What you will do
List, from the lines below, each one with "marker" in it.

The data
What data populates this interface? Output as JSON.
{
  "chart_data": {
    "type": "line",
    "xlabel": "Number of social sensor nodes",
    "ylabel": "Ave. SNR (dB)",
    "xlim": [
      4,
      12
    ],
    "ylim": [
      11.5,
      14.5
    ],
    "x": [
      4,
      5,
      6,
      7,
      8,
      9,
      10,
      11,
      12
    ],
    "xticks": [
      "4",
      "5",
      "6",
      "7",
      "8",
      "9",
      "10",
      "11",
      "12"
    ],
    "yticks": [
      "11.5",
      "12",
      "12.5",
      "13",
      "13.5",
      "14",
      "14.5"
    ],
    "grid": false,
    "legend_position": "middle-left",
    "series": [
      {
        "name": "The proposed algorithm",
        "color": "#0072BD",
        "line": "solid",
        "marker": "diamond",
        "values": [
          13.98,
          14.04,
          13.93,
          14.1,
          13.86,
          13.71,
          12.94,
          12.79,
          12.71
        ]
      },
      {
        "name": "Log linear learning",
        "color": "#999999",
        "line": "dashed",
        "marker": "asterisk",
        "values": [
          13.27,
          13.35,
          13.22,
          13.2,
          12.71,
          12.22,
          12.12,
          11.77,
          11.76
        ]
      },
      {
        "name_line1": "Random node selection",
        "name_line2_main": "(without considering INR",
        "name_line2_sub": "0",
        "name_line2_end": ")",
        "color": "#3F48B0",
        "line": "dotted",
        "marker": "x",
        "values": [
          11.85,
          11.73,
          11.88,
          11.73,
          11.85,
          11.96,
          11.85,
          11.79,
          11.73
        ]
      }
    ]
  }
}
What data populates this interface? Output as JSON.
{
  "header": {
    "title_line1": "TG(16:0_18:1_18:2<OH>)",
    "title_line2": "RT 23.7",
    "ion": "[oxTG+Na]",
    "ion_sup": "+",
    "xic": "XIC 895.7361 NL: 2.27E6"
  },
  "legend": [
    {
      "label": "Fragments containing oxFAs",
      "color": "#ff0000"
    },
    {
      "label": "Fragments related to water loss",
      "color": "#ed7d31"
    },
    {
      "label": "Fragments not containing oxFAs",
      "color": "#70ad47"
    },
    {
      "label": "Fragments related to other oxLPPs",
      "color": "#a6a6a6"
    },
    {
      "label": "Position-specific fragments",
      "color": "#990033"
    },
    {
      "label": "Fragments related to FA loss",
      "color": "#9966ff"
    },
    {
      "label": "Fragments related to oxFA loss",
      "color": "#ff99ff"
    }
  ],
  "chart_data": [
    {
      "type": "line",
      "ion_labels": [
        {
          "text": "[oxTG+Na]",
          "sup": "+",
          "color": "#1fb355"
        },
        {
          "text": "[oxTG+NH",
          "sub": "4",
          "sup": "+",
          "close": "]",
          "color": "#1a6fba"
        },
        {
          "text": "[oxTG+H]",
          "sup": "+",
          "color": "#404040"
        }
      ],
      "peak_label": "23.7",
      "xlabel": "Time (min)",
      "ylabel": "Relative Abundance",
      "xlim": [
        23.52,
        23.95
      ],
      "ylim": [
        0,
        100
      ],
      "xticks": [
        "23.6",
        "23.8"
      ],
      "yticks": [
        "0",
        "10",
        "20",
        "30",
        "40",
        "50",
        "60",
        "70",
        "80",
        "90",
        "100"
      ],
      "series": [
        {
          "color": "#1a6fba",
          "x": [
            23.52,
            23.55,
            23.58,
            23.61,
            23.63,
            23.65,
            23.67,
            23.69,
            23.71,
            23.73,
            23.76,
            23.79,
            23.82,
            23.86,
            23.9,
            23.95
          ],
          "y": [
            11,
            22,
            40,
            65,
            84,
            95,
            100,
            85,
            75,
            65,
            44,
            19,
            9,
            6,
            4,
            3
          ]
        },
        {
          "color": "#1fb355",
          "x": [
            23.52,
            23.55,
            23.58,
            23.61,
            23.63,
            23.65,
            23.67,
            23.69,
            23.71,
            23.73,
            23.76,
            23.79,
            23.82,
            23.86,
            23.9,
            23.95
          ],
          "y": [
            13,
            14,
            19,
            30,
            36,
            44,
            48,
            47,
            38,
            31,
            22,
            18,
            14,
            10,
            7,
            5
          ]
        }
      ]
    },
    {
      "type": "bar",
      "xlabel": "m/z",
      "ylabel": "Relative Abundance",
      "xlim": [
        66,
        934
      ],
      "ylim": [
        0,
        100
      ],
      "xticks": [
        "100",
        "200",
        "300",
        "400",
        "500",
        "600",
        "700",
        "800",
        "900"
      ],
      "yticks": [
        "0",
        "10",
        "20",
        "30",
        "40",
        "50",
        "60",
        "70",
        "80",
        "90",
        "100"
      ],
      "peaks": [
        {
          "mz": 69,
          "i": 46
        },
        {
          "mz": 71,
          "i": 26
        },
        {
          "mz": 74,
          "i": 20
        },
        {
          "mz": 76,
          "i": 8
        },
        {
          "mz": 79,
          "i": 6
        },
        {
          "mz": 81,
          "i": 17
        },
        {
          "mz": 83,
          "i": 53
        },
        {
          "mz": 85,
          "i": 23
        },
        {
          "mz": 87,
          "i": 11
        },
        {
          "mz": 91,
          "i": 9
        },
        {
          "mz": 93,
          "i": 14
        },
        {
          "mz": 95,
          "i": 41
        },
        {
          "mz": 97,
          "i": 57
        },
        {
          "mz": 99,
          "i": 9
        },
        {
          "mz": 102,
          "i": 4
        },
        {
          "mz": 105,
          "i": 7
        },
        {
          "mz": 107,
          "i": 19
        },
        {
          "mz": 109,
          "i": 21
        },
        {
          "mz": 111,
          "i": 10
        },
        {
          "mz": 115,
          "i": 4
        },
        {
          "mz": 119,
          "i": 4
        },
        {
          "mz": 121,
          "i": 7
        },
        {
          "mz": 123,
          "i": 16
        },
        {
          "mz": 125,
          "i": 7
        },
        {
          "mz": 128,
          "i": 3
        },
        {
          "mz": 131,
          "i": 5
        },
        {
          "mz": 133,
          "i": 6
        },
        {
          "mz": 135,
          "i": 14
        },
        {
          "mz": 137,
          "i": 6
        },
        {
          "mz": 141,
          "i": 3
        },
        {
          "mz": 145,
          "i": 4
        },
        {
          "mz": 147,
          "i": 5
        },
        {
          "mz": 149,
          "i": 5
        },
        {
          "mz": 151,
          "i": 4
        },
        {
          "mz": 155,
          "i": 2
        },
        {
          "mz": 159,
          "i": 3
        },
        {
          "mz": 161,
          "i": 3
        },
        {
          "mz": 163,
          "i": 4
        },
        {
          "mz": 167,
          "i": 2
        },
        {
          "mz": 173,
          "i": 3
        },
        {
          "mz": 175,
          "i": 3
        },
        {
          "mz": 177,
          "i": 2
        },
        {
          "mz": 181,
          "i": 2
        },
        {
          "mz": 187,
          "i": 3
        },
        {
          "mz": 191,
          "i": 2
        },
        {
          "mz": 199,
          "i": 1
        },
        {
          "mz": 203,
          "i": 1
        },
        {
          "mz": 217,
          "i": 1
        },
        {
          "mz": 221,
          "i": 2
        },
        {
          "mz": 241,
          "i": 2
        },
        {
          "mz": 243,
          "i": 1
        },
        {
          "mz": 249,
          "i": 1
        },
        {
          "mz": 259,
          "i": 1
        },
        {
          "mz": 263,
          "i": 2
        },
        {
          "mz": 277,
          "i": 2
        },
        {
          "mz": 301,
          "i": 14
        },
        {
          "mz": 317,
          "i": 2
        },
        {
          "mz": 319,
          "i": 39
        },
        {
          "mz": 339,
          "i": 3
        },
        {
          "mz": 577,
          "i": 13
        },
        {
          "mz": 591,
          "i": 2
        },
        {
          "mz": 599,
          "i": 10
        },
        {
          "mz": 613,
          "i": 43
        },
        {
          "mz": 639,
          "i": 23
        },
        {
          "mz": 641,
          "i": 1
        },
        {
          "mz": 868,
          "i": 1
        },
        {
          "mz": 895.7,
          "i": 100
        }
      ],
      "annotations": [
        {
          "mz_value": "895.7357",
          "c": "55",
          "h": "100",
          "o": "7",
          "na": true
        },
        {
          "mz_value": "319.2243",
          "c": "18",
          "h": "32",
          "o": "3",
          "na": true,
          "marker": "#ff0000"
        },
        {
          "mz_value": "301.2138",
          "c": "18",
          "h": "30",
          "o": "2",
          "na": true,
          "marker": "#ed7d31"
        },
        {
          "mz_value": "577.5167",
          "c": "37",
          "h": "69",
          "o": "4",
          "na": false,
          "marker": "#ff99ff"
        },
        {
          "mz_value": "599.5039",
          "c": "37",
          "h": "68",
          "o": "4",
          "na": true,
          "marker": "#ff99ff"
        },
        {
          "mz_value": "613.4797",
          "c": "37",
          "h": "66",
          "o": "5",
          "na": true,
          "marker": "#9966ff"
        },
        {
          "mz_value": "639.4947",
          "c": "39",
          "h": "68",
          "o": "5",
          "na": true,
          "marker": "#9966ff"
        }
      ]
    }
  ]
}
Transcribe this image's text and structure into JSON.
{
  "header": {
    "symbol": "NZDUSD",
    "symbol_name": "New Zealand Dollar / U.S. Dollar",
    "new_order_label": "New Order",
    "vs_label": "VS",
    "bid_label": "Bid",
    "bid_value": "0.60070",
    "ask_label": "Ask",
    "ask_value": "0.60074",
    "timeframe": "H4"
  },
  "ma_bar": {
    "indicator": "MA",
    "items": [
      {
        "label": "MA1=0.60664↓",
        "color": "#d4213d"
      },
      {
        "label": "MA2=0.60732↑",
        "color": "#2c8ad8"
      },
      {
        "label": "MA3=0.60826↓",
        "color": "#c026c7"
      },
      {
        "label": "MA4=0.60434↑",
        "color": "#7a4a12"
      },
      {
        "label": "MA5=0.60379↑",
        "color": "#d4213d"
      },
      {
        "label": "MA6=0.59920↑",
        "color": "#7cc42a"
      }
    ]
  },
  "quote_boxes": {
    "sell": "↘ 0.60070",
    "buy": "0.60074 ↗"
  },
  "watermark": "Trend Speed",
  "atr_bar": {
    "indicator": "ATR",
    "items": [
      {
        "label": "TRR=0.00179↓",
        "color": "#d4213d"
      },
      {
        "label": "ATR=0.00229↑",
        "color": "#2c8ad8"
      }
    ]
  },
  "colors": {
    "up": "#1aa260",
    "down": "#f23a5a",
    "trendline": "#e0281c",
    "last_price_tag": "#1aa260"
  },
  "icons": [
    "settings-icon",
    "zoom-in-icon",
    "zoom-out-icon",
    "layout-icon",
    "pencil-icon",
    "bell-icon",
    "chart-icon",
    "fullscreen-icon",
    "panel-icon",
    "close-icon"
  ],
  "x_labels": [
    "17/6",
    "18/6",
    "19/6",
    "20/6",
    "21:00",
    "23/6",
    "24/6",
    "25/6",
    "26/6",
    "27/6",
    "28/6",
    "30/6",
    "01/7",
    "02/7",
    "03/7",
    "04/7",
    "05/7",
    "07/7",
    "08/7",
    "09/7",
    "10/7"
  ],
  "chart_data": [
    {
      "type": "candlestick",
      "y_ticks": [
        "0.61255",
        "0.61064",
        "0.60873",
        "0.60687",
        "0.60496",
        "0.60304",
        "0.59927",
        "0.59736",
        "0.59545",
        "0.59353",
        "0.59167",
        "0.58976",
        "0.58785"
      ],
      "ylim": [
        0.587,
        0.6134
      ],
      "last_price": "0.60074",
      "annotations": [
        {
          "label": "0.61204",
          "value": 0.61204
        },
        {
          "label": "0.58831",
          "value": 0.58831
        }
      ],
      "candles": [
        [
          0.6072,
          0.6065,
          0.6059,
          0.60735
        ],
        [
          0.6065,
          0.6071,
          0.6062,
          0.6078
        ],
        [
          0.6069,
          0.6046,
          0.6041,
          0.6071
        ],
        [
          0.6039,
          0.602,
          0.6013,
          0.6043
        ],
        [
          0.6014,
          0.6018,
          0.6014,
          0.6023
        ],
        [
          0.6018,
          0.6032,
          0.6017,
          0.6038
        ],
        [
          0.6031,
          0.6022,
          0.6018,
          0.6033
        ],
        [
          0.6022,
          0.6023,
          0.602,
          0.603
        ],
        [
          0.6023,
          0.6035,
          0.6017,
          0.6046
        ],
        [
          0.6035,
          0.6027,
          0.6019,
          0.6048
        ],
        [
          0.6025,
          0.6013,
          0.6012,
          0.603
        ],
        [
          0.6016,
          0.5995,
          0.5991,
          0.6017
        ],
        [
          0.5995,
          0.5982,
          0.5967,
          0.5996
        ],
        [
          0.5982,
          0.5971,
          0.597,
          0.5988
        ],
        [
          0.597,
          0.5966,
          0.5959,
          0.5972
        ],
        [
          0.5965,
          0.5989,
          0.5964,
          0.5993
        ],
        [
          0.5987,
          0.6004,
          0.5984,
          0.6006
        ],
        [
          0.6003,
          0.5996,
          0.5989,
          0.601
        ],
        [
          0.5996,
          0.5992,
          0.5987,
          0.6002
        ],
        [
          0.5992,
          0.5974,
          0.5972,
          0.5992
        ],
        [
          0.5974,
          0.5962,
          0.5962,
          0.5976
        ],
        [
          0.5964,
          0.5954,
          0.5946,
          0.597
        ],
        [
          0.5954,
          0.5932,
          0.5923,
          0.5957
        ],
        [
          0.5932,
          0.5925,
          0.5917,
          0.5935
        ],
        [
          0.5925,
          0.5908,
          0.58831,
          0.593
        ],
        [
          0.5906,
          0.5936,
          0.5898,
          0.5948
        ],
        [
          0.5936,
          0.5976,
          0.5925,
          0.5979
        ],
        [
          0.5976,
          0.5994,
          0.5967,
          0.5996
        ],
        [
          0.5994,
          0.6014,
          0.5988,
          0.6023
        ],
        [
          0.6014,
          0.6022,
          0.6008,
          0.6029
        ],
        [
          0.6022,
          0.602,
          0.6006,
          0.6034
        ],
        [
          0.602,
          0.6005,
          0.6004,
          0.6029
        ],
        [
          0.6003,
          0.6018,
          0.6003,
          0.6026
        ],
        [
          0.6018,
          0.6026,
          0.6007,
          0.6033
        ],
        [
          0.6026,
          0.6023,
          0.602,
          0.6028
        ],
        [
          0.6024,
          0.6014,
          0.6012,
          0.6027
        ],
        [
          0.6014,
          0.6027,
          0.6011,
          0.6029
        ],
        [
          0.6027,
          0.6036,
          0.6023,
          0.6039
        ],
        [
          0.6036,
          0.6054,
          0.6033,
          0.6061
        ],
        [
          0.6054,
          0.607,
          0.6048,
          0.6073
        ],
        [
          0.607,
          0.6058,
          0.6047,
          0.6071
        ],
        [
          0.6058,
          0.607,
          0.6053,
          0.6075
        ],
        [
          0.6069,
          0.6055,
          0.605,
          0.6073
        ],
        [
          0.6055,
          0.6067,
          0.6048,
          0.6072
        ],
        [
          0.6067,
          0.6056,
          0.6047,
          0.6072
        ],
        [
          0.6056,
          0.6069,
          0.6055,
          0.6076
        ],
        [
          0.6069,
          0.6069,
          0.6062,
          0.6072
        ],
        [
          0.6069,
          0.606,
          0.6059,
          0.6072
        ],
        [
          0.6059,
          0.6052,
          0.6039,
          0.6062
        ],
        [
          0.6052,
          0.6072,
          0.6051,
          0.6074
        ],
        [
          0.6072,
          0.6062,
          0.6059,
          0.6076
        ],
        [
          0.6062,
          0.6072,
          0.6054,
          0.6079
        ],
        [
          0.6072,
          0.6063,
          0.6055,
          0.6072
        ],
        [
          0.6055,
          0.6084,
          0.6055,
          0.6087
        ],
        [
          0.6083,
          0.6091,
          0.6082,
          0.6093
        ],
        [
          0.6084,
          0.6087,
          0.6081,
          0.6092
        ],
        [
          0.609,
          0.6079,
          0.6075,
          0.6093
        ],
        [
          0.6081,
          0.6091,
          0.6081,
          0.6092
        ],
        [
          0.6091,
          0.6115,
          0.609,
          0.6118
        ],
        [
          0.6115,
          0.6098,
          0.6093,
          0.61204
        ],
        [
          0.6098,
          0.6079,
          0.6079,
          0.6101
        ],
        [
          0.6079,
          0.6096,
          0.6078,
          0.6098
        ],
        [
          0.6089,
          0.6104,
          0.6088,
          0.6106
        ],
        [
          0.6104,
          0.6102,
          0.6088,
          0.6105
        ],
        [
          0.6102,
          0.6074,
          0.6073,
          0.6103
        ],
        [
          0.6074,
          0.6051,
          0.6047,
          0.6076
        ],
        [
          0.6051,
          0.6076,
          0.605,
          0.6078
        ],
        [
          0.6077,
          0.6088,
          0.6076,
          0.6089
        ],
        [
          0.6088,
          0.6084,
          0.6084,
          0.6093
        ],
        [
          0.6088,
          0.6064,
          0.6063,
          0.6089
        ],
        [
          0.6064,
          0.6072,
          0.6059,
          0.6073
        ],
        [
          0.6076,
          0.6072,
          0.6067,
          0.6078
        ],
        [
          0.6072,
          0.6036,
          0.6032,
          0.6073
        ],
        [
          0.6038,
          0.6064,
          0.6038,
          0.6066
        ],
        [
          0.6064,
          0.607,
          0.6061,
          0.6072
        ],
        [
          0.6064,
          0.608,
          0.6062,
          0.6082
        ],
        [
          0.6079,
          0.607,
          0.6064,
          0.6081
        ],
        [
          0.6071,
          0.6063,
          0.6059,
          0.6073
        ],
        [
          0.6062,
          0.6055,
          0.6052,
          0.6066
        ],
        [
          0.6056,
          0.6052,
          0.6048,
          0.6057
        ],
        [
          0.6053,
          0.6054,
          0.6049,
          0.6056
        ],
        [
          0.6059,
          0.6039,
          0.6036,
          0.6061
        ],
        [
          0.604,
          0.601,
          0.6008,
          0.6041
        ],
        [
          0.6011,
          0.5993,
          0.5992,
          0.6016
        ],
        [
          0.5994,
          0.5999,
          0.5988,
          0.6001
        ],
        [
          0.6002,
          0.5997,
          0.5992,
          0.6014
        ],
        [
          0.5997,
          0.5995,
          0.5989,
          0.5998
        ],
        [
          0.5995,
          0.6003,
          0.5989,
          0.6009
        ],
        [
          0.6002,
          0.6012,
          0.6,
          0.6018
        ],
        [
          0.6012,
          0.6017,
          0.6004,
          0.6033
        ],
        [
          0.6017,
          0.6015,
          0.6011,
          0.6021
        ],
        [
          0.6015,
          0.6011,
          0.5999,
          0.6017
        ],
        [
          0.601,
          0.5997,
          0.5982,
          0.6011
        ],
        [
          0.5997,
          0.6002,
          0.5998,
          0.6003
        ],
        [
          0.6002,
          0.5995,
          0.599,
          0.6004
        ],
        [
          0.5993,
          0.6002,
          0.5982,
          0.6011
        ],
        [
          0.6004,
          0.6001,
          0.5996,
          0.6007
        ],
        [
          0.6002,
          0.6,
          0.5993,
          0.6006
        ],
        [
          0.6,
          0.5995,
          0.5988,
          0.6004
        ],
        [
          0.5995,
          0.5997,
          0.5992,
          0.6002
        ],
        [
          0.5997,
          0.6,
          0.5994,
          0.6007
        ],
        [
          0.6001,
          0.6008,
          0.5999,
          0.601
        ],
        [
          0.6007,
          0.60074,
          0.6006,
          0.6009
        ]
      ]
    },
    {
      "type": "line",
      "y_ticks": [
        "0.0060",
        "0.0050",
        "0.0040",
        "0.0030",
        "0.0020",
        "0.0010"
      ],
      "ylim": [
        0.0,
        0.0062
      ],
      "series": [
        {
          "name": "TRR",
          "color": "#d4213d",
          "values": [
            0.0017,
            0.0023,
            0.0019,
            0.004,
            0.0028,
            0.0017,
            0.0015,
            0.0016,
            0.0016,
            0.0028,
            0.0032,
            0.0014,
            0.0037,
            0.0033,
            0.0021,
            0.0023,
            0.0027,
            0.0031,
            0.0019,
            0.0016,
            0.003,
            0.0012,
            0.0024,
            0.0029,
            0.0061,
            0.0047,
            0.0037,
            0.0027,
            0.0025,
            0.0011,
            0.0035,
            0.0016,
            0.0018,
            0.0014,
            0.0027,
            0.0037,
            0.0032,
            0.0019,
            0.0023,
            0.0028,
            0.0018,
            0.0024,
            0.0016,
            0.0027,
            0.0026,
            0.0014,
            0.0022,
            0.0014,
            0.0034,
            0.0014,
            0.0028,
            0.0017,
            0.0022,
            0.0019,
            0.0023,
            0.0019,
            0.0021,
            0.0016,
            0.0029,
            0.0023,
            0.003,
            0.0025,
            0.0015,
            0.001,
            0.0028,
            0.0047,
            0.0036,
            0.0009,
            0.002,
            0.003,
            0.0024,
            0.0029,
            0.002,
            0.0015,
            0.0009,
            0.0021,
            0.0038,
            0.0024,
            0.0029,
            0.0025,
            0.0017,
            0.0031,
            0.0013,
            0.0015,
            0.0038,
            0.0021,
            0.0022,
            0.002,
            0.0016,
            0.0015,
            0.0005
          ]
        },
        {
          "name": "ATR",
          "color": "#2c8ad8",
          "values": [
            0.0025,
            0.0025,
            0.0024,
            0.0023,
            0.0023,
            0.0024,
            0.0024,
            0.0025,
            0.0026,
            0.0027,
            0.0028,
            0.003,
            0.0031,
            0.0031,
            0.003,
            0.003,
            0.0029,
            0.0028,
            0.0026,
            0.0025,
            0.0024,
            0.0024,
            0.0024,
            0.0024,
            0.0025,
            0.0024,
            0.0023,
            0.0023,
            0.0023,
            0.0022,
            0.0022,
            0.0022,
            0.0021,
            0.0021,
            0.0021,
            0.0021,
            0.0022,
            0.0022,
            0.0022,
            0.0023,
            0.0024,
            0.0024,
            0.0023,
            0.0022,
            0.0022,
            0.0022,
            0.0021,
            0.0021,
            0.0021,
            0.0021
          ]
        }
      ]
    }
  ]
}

Full solution
        "marker": "diamond",
        "marker": "asterisk",
        "marker": "x",
          "marker": "#ff0000"
          "marker": "#ed7d31"
          "marker": "#ff99ff"
          "marker": "#ff99ff"
          "marker": "#9966ff"
          "marker": "#9966ff"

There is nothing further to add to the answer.